Written instruction: Which lines in the records below contain the word "FORMAL"? Copy each of them.

Task inputs:
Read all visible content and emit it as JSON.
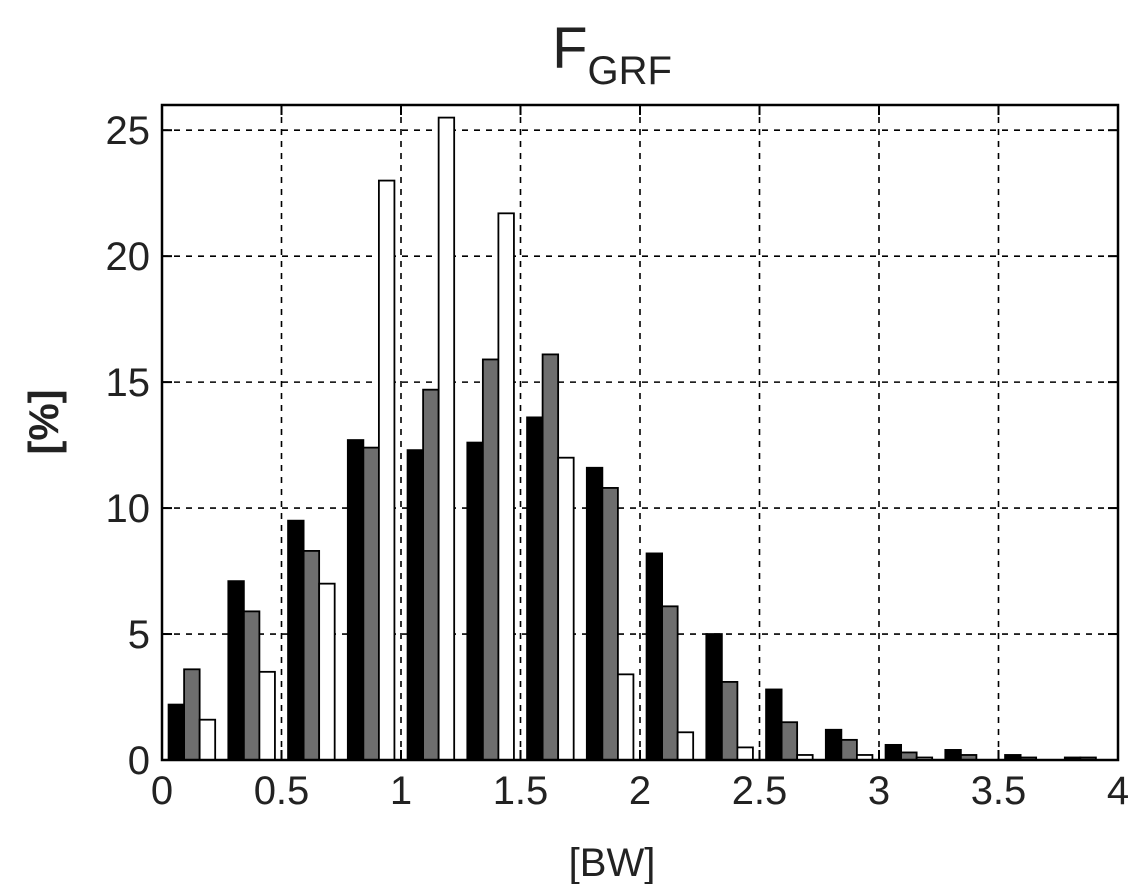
{
  "chart_data": {
    "type": "bar",
    "title_main": "F",
    "title_sub": "GRF",
    "xlabel": "[BW]",
    "ylabel": "[%]",
    "xlim": [
      0,
      4
    ],
    "ylim": [
      0,
      26
    ],
    "xticks": [
      "0",
      "0.5",
      "1",
      "1.5",
      "2",
      "2.5",
      "3",
      "3.5",
      "4"
    ],
    "yticks": [
      "0",
      "5",
      "10",
      "15",
      "20",
      "25"
    ],
    "grid": true,
    "bin_centers": [
      0.125,
      0.375,
      0.625,
      0.875,
      1.125,
      1.375,
      1.625,
      1.875,
      2.125,
      2.375,
      2.625,
      2.875,
      3.125,
      3.375,
      3.625,
      3.875
    ],
    "series": [
      {
        "color": "#000000",
        "values": [
          2.2,
          7.1,
          9.5,
          12.7,
          12.3,
          12.6,
          13.6,
          11.6,
          8.2,
          5.0,
          2.8,
          1.2,
          0.6,
          0.4,
          0.2,
          0.1
        ]
      },
      {
        "color": "#6e6e6e",
        "values": [
          3.6,
          5.9,
          8.3,
          12.4,
          14.7,
          15.9,
          16.1,
          10.8,
          6.1,
          3.1,
          1.5,
          0.8,
          0.3,
          0.2,
          0.1,
          0.1
        ]
      },
      {
        "color": "#ffffff",
        "values": [
          1.6,
          3.5,
          7.0,
          23.0,
          25.5,
          21.7,
          12.0,
          3.4,
          1.1,
          0.5,
          0.2,
          0.2,
          0.1,
          0.0,
          0.0,
          0.0
        ]
      }
    ]
  }
}
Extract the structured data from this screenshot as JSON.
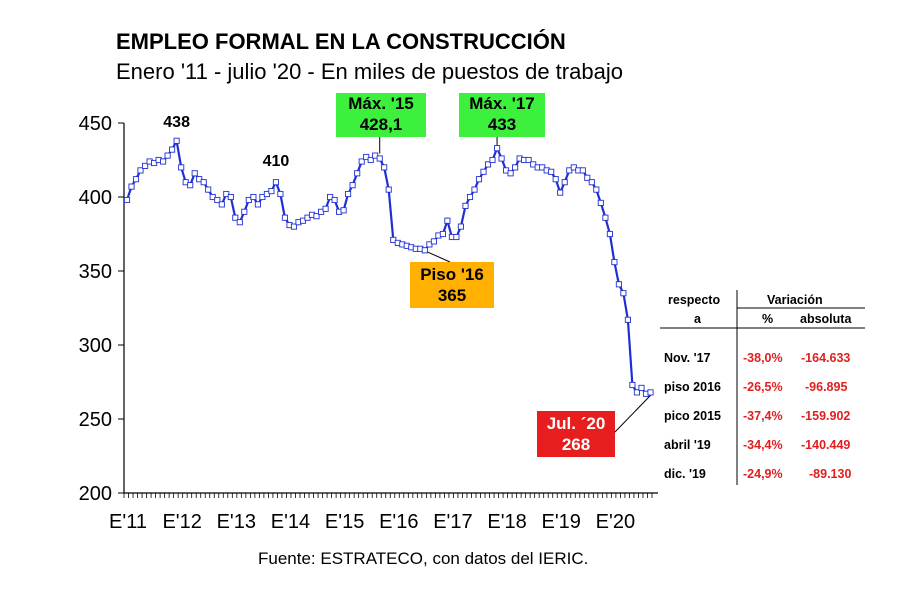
{
  "title": "EMPLEO FORMAL EN LA CONSTRUCCIÓN",
  "subtitle": "Enero '11 - julio '20 - En miles de puestos de trabajo",
  "source": "Fuente: ESTRATECO, con datos del IERIC.",
  "colors": {
    "line": "#1f2fd4",
    "green": "#3ef03e",
    "orange": "#ffb000",
    "red": "#e81e1e",
    "table_red": "#e02020"
  },
  "chart_data": {
    "type": "line",
    "title": "EMPLEO FORMAL EN LA CONSTRUCCIÓN",
    "ylim": [
      200,
      450
    ],
    "yticks": [
      200,
      250,
      300,
      350,
      400,
      450
    ],
    "xticks": [
      "E'11",
      "E'12",
      "E'13",
      "E'14",
      "E'15",
      "E'16",
      "E'17",
      "E'18",
      "E'19",
      "E'20"
    ],
    "grid": false,
    "series": [
      {
        "values": [
          398,
          407,
          412,
          418,
          421,
          424,
          423,
          425,
          424,
          428,
          432,
          438,
          420,
          410,
          408,
          416,
          412,
          410,
          405,
          400,
          398,
          395,
          402,
          400,
          386,
          383,
          390,
          398,
          400,
          395,
          400,
          402,
          404,
          410,
          402,
          386,
          381,
          380,
          383,
          384,
          386,
          388,
          387,
          390,
          392,
          400,
          398,
          390,
          391,
          402,
          408,
          416,
          424,
          427,
          425,
          428,
          426,
          420,
          405,
          371,
          369,
          368,
          367,
          366,
          365,
          365,
          364,
          368,
          370,
          374,
          375,
          384,
          373,
          373,
          380,
          394,
          400,
          405,
          412,
          417,
          422,
          425,
          433,
          426,
          418,
          416,
          420,
          426,
          425,
          425,
          422,
          420,
          420,
          418,
          417,
          412,
          403,
          410,
          418,
          420,
          418,
          418,
          413,
          410,
          405,
          396,
          386,
          375,
          356,
          341,
          335,
          317,
          273,
          268,
          271,
          267,
          268
        ]
      }
    ],
    "annotations": [
      {
        "label": "438"
      },
      {
        "label": "410"
      },
      {
        "label": "Máx. '15",
        "value": "428,1"
      },
      {
        "label": "Máx. '17",
        "value": "433"
      },
      {
        "label": "Piso '16",
        "value": "365"
      },
      {
        "label": "Jul. ´20",
        "value": "268"
      }
    ]
  },
  "table": {
    "header_left": [
      "respecto",
      "a"
    ],
    "header_variacion": "Variación",
    "header_pct": "%",
    "header_abs": "absoluta",
    "rows": [
      {
        "ref": "Nov. '17",
        "pct": "-38,0%",
        "abs": "-164.633"
      },
      {
        "ref": "piso 2016",
        "pct": "-26,5%",
        "abs": "-96.895"
      },
      {
        "ref": "pico 2015",
        "pct": "-37,4%",
        "abs": "-159.902"
      },
      {
        "ref": "abril '19",
        "pct": "-34,4%",
        "abs": "-140.449"
      },
      {
        "ref": "dic. '19",
        "pct": "-24,9%",
        "abs": "-89.130"
      }
    ]
  }
}
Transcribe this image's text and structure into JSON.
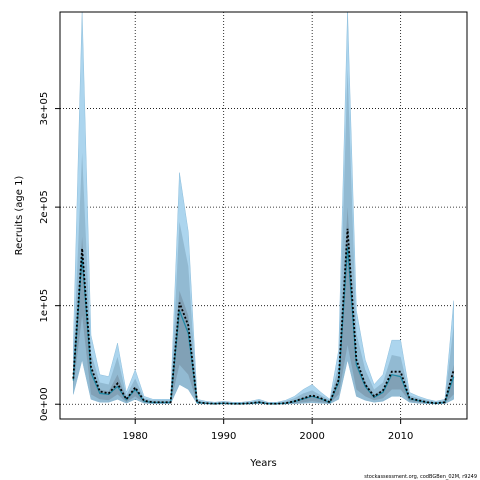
{
  "chart_data": {
    "type": "area",
    "title": "",
    "xlabel": "Years",
    "ylabel": "Recruits (age 1)",
    "xlim": [
      1971.5,
      2017.5
    ],
    "ylim": [
      -15000,
      398000
    ],
    "x_ticks": [
      1980,
      1990,
      2000,
      2010
    ],
    "y_ticks": [
      0,
      100000,
      200000,
      300000
    ],
    "y_tick_labels": [
      "0e+00",
      "1e+05",
      "2e+05",
      "3e+05"
    ],
    "grid": true,
    "colors": {
      "outer_band": "#acd5ee",
      "inner_band": "#8db5cc",
      "core_band": "#7f9fb2",
      "median_line": "#000000",
      "estimate_line": "#1f8aa6"
    },
    "x": [
      1973,
      1974,
      1975,
      1976,
      1977,
      1978,
      1979,
      1980,
      1981,
      1982,
      1983,
      1984,
      1985,
      1986,
      1987,
      1988,
      1989,
      1990,
      1991,
      1992,
      1993,
      1994,
      1995,
      1996,
      1997,
      1998,
      1999,
      2000,
      2001,
      2002,
      2003,
      2004,
      2005,
      2006,
      2007,
      2008,
      2009,
      2010,
      2011,
      2012,
      2013,
      2014,
      2015,
      2016
    ],
    "series": [
      {
        "role": "outer-band",
        "upper": [
          60000,
          400000,
          70000,
          30000,
          28000,
          62000,
          12000,
          35000,
          8000,
          5000,
          5000,
          5000,
          235000,
          175000,
          5000,
          3000,
          2000,
          3000,
          2000,
          2000,
          3000,
          5000,
          2000,
          2000,
          4000,
          8000,
          15000,
          20000,
          12000,
          5000,
          55000,
          400000,
          95000,
          45000,
          20000,
          30000,
          65000,
          65000,
          12000,
          8000,
          5000,
          3000,
          5000,
          105000
        ],
        "lower": [
          10000,
          45000,
          5000,
          2000,
          2000,
          5000,
          1000,
          5000,
          1000,
          500,
          500,
          500,
          20000,
          15000,
          500,
          200,
          100,
          200,
          100,
          100,
          200,
          500,
          100,
          100,
          200,
          500,
          1000,
          1500,
          1000,
          500,
          5000,
          45000,
          8000,
          4000,
          2000,
          3000,
          8000,
          8000,
          2000,
          1000,
          500,
          200,
          500,
          5000
        ]
      },
      {
        "role": "inner-band",
        "upper": [
          45000,
          255000,
          52000,
          22000,
          20000,
          48000,
          9000,
          26000,
          6000,
          4000,
          4000,
          4000,
          185000,
          140000,
          4000,
          2000,
          1500,
          2000,
          1500,
          1500,
          2000,
          4000,
          1500,
          1500,
          3000,
          6000,
          11000,
          14000,
          9000,
          4000,
          40000,
          340000,
          72000,
          35000,
          15000,
          22000,
          50000,
          48000,
          9000,
          6000,
          4000,
          2000,
          4000,
          80000
        ]
      },
      {
        "role": "core-band",
        "upper": [
          30000,
          170000,
          36000,
          15000,
          13000,
          30000,
          6000,
          18000,
          4000,
          2500,
          2500,
          2500,
          115000,
          90000,
          2500,
          1500,
          1000,
          1500,
          1000,
          1000,
          1500,
          2500,
          1000,
          1000,
          2000,
          4000,
          7000,
          9000,
          6000,
          2500,
          30000,
          200000,
          42000,
          22000,
          10000,
          15000,
          30000,
          30000,
          6000,
          4000,
          2500,
          1500,
          2500,
          40000
        ],
        "lower": [
          16000,
          90000,
          10000,
          5000,
          4000,
          10000,
          2000,
          8000,
          1500,
          1000,
          1000,
          1000,
          40000,
          30000,
          1000,
          500,
          300,
          500,
          300,
          300,
          500,
          1000,
          300,
          300,
          500,
          1000,
          2000,
          3000,
          2000,
          1000,
          10000,
          60000,
          15000,
          8000,
          4000,
          6000,
          15000,
          15000,
          3000,
          2000,
          1000,
          500,
          1000,
          10000
        ]
      },
      {
        "role": "median-line",
        "values": [
          26000,
          158000,
          38000,
          13000,
          11000,
          21000,
          5000,
          17000,
          3500,
          2000,
          2000,
          2000,
          103000,
          80000,
          2000,
          1000,
          500,
          1000,
          500,
          500,
          1000,
          2000,
          500,
          500,
          1000,
          3000,
          6000,
          9000,
          6000,
          2000,
          25000,
          178000,
          45000,
          20000,
          8000,
          14000,
          33000,
          33000,
          6000,
          4000,
          2000,
          1000,
          2000,
          35000
        ]
      },
      {
        "role": "estimate-line",
        "values": [
          24000,
          150000,
          32000,
          11000,
          10000,
          18000,
          4500,
          15000,
          3000,
          1800,
          1800,
          1800,
          95000,
          72000,
          1800,
          900,
          450,
          900,
          450,
          450,
          900,
          1800,
          450,
          450,
          900,
          2700,
          5400,
          8000,
          5400,
          1800,
          22000,
          160000,
          40000,
          18000,
          7000,
          12000,
          30000,
          28000,
          5400,
          3600,
          1800,
          900,
          1800,
          28000
        ]
      }
    ]
  },
  "footer": {
    "credit": "stockassessment.org, codBGBen_02M, r9249"
  }
}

Response to the exercise:
  "title": "EMPLEO FORMAL EN LA CONSTRUCCIÓN",
    "title": "EMPLEO FORMAL EN LA CONSTRUCCIÓN",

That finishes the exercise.